▶ _Records for processing_
+-------+

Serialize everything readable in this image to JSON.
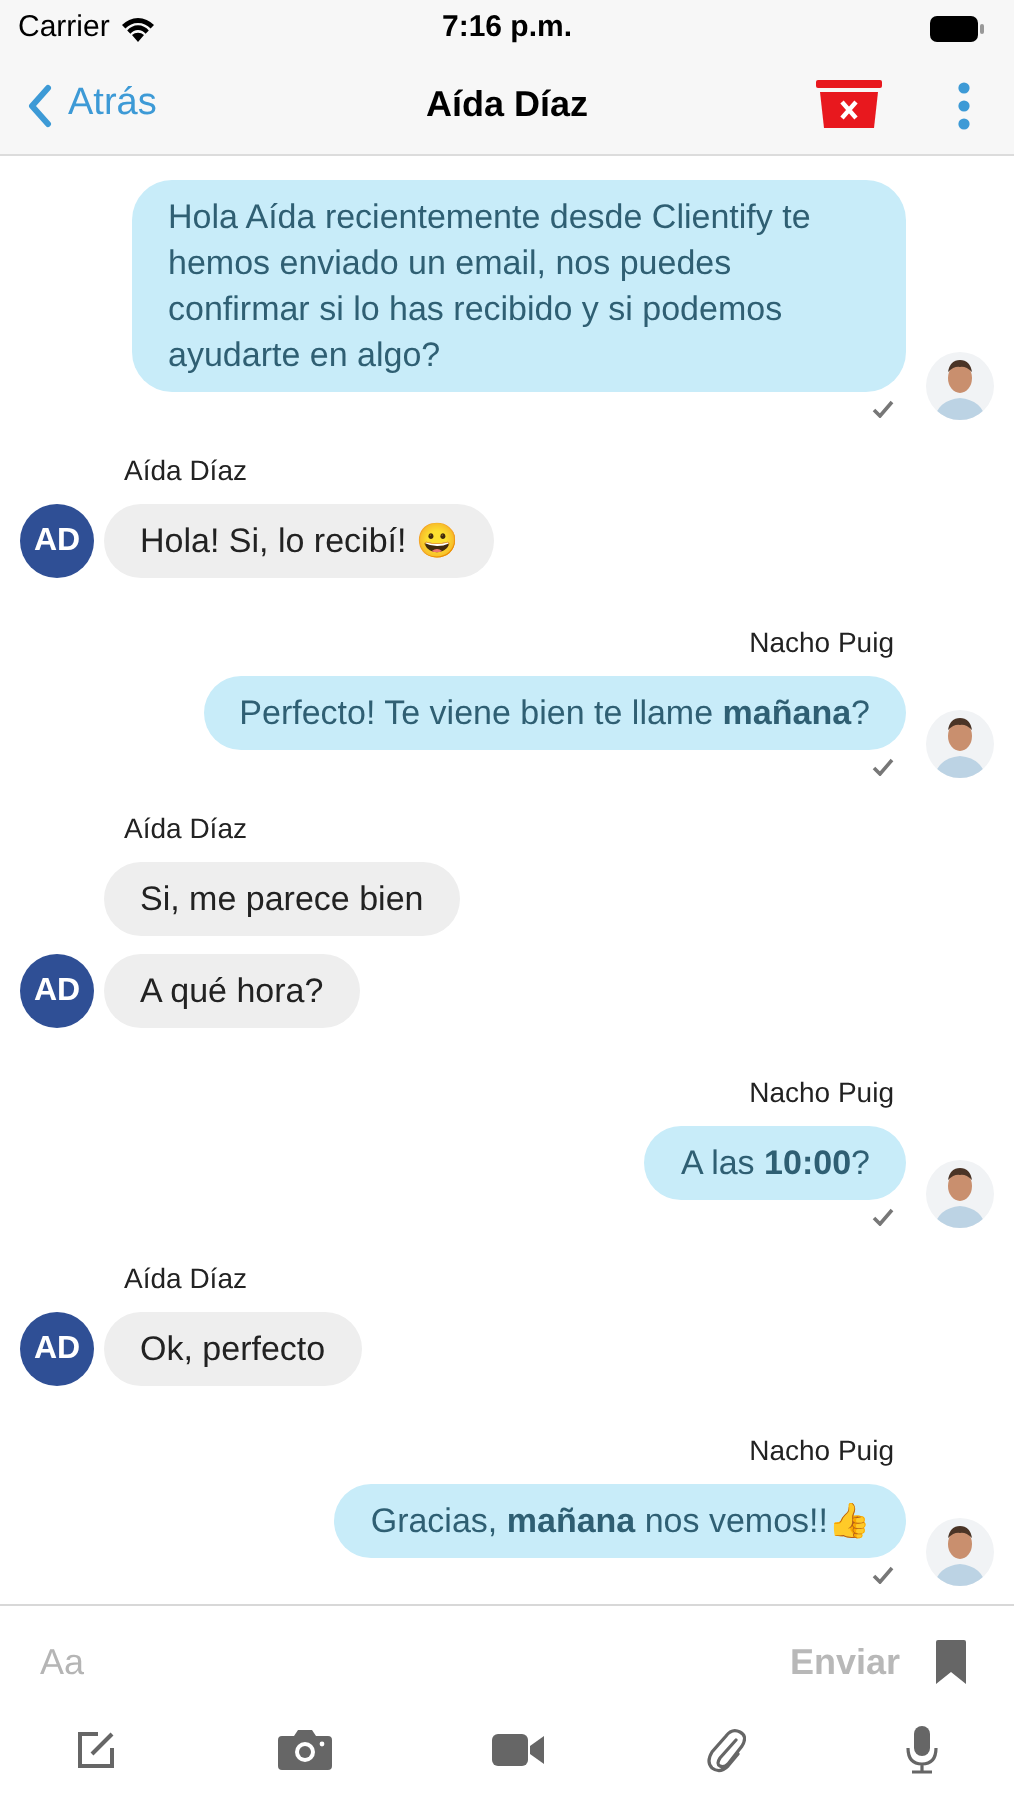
{
  "status_bar": {
    "carrier": "Carrier",
    "time": "7:16 p.m."
  },
  "nav": {
    "back": "Atrás",
    "title": "Aída Díaz"
  },
  "messages": [
    {
      "kind": "outgoing",
      "text": "Hola Aída recientemente desde Clientify te hemos enviado un email, nos puedes confirmar si lo has recibido y si podemos ayudarte en algo?"
    },
    {
      "kind": "incoming_sender",
      "text": "Aída Díaz"
    },
    {
      "kind": "incoming",
      "text": "Hola! Si, lo recibí! 😀",
      "avatar": "AD"
    },
    {
      "kind": "outgoing_sender",
      "text": "Nacho Puig"
    },
    {
      "kind": "outgoing",
      "text": "Perfecto! Te viene bien te llame **mañana**?"
    },
    {
      "kind": "incoming_sender",
      "text": "Aída Díaz"
    },
    {
      "kind": "incoming",
      "text": "Si, me parece bien"
    },
    {
      "kind": "incoming",
      "text": "A qué hora?",
      "avatar": "AD"
    },
    {
      "kind": "outgoing_sender",
      "text": "Nacho Puig"
    },
    {
      "kind": "outgoing",
      "text": "A las **10:00**?"
    },
    {
      "kind": "incoming_sender",
      "text": "Aída Díaz"
    },
    {
      "kind": "incoming",
      "text": "Ok, perfecto",
      "avatar": "AD"
    },
    {
      "kind": "outgoing_sender",
      "text": "Nacho Puig"
    },
    {
      "kind": "outgoing",
      "text": "Gracias, **mañana** nos vemos!!👍"
    }
  ],
  "composer": {
    "placeholder": "Aa",
    "send": "Enviar",
    "send_disabled": true
  }
}
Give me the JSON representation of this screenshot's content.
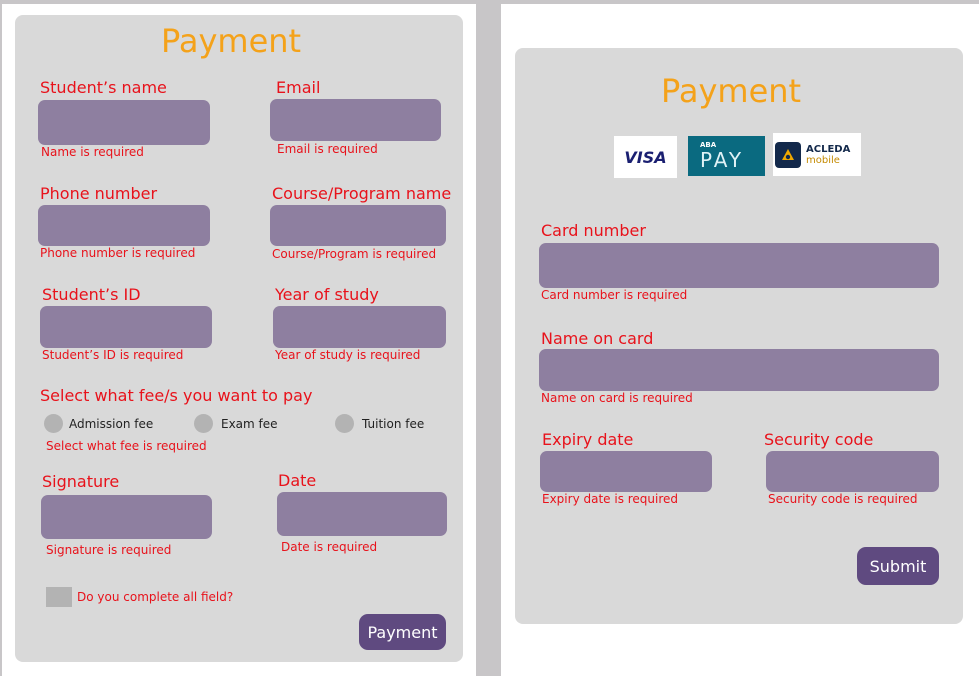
{
  "colors": {
    "accent_title": "#f4a21a",
    "error": "#e8121b",
    "input_fill": "#8e7fa0",
    "button": "#5f4a80",
    "card": "#d9d9d9"
  },
  "left_form": {
    "title": "Payment",
    "student_name": {
      "label": "Student’s name",
      "error": "Name is required"
    },
    "email": {
      "label": "Email",
      "error": "Email is required"
    },
    "phone": {
      "label": "Phone number",
      "error": "Phone number is required"
    },
    "course": {
      "label": "Course/Program name",
      "error": "Course/Program  is required"
    },
    "student_id": {
      "label": "Student’s ID",
      "error": "Student’s ID is required"
    },
    "year": {
      "label": "Year of study",
      "error": "Year of study is required"
    },
    "fee_select": {
      "label": "Select what fee/s you want to pay",
      "options": [
        "Admission fee",
        "Exam fee",
        "Tuition fee"
      ],
      "error": "Select what fee is required"
    },
    "signature": {
      "label": "Signature",
      "error": "Signature is required"
    },
    "date": {
      "label": "Date",
      "error": "Date is required"
    },
    "confirm_checkbox": "Do you complete all field?",
    "submit_label": "Payment"
  },
  "right_form": {
    "title": "Payment",
    "logos": {
      "visa": "VISA",
      "aba_top": "ABA",
      "aba_main": "PAY",
      "acleda_top": "ACLEDA",
      "acleda_bottom": "mobile"
    },
    "card_number": {
      "label": "Card number",
      "error": "Card number is required"
    },
    "name_on_card": {
      "label": "Name on card",
      "error": "Name on card is required"
    },
    "expiry": {
      "label": "Expiry date",
      "error": "Expiry date is required"
    },
    "security": {
      "label": "Security code",
      "error": "Security code is required"
    },
    "submit_label": "Submit"
  }
}
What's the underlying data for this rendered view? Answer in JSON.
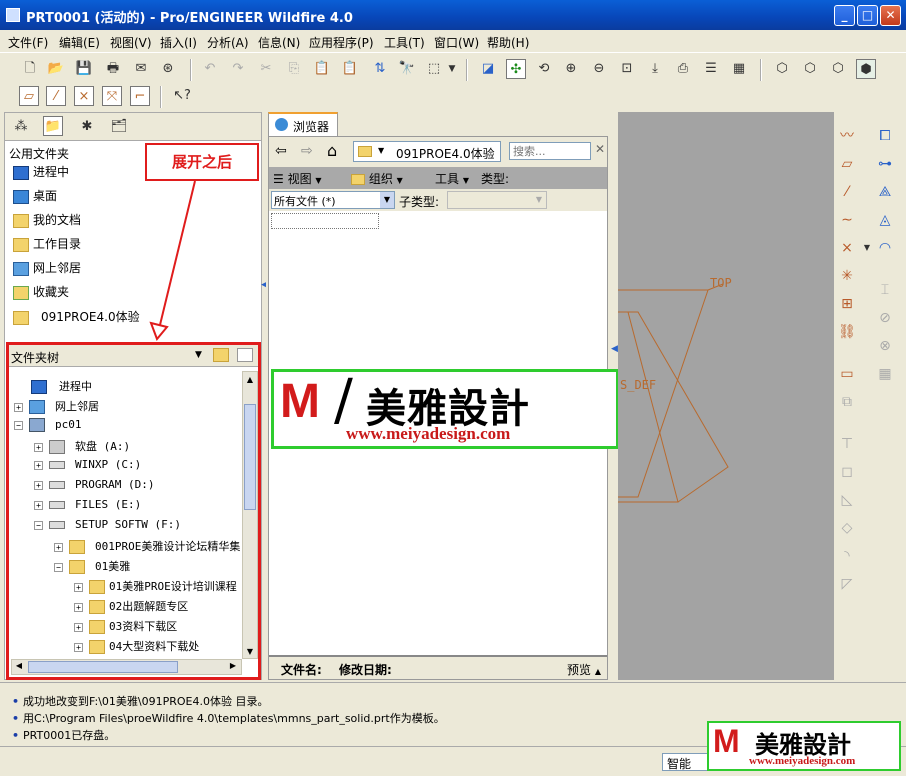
{
  "window": {
    "title": "PRT0001 (活动的) - Pro/ENGINEER Wildfire 4.0"
  },
  "menu": [
    "文件(F)",
    "编辑(E)",
    "视图(V)",
    "插入(I)",
    "分析(A)",
    "信息(N)",
    "应用程序(P)",
    "工具(T)",
    "窗口(W)",
    "帮助(H)"
  ],
  "nav": {
    "header": "公用文件夹",
    "items": [
      "进程中",
      "桌面",
      "我的文档",
      "工作目录",
      "网上邻居",
      "收藏夹",
      "091PROE4.0体验"
    ]
  },
  "annotation": "展开之后",
  "folder_tree": {
    "title": "文件夹树",
    "items": [
      "进程中",
      "网上邻居",
      "pc01",
      "软盘 (A:)",
      "WINXP (C:)",
      "PROGRAM (D:)",
      "FILES (E:)",
      "SETUP SOFTW (F:)",
      "001PROE美雅设计论坛精华集",
      "01美雅",
      "01美雅PROE设计培训课程",
      "02出题解题专区",
      "03资料下载区",
      "04大型资料下载处"
    ]
  },
  "browser": {
    "tab": "浏览器",
    "path": "091PROE4.0体验",
    "search_placeholder": "搜索...",
    "view": "视图",
    "organize": "组织",
    "tools": "工具",
    "type_label": "类型:",
    "filter": "所有文件 (*)",
    "subtype_label": "子类型:",
    "col_name": "文件名:",
    "col_date": "修改日期:",
    "preview": "预览"
  },
  "watermark": {
    "brand": "美雅設計",
    "url": "www.meiyadesign.com"
  },
  "model": {
    "top_label": "TOP",
    "def_label": "S_DEF"
  },
  "messages": [
    "成功地改变到F:\\01美雅\\091PROE4.0体验 目录。",
    "用C:\\Program Files\\proeWildfire 4.0\\templates\\mmns_part_solid.prt作为模板。",
    "PRT0001已存盘。"
  ],
  "status": {
    "filter": "智能"
  },
  "colors": {
    "title": "#0a5fd6",
    "annotation": "#e01c1c",
    "watermark_border": "#2ecc2e",
    "datum": "#b86a2e"
  }
}
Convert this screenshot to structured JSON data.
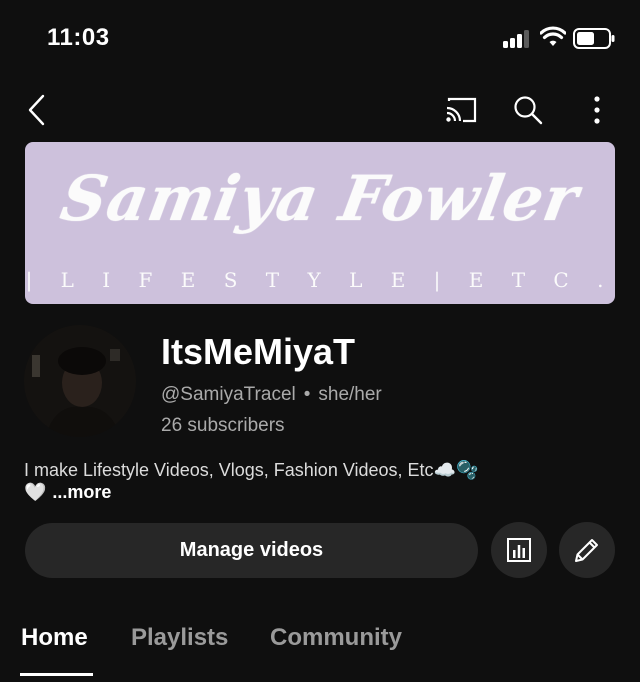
{
  "status_bar": {
    "time": "11:03",
    "icons": [
      "cellular-signal-icon",
      "wifi-icon",
      "battery-icon"
    ]
  },
  "top_nav": {
    "icons": [
      "back-arrow-icon",
      "cast-icon",
      "search-icon",
      "more-vertical-icon"
    ]
  },
  "banner": {
    "title": "Samiya Fowler",
    "subtitle": "| L I F E S T Y L E | E T C .",
    "background_color": "#cdc1dc"
  },
  "channel": {
    "name": "ItsMeMiyaT",
    "handle": "@SamiyaTracel",
    "separator": "•",
    "pronouns": "she/her",
    "subscribers": "26 subscribers",
    "description": "I make Lifestyle Videos, Vlogs, Fashion Videos, Etc☁️🫧",
    "description_line2": "🤍",
    "more_label": "...more"
  },
  "actions": {
    "manage_label": "Manage videos",
    "icons": [
      "analytics-icon",
      "edit-pencil-icon"
    ]
  },
  "tabs": [
    "Home",
    "Playlists",
    "Community"
  ],
  "active_tab": "Home"
}
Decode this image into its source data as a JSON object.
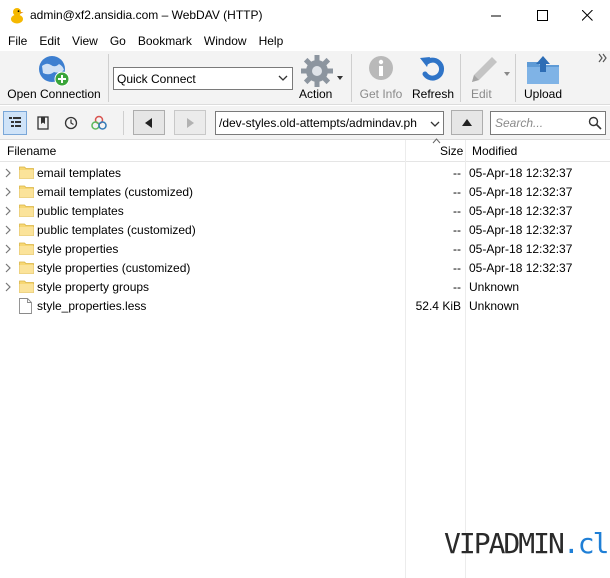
{
  "window": {
    "title": "admin@xf2.ansidia.com – WebDAV (HTTP)"
  },
  "menu": [
    "File",
    "Edit",
    "View",
    "Go",
    "Bookmark",
    "Window",
    "Help"
  ],
  "toolbar": {
    "open_connection": "Open Connection",
    "quick_connect": "Quick Connect",
    "action": "Action",
    "get_info": "Get Info",
    "refresh": "Refresh",
    "edit": "Edit",
    "upload": "Upload"
  },
  "navigation": {
    "path": "/dev-styles.old-attempts/admindav.ph",
    "search_placeholder": "Search..."
  },
  "columns": {
    "filename": "Filename",
    "size": "Size",
    "modified": "Modified"
  },
  "files": [
    {
      "name": "email templates",
      "size": "--",
      "modified": "05-Apr-18 12:32:37",
      "type": "folder"
    },
    {
      "name": "email templates (customized)",
      "size": "--",
      "modified": "05-Apr-18 12:32:37",
      "type": "folder"
    },
    {
      "name": "public templates",
      "size": "--",
      "modified": "05-Apr-18 12:32:37",
      "type": "folder"
    },
    {
      "name": "public templates (customized)",
      "size": "--",
      "modified": "05-Apr-18 12:32:37",
      "type": "folder"
    },
    {
      "name": "style properties",
      "size": "--",
      "modified": "05-Apr-18 12:32:37",
      "type": "folder"
    },
    {
      "name": "style properties (customized)",
      "size": "--",
      "modified": "05-Apr-18 12:32:37",
      "type": "folder"
    },
    {
      "name": "style property groups",
      "size": "--",
      "modified": "Unknown",
      "type": "folder"
    },
    {
      "name": "style_properties.less",
      "size": "52.4 KiB",
      "modified": "Unknown",
      "type": "file"
    }
  ],
  "watermark": {
    "part1": "VIPADMIN",
    "part2": ".club"
  }
}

+-------+

▶ _Aim_
Copy out every line holding the string "screenshot".

▶ _Solution_
Give me the JSON representation of this screenshot's content.
Convert this screenshot to structured JSON data.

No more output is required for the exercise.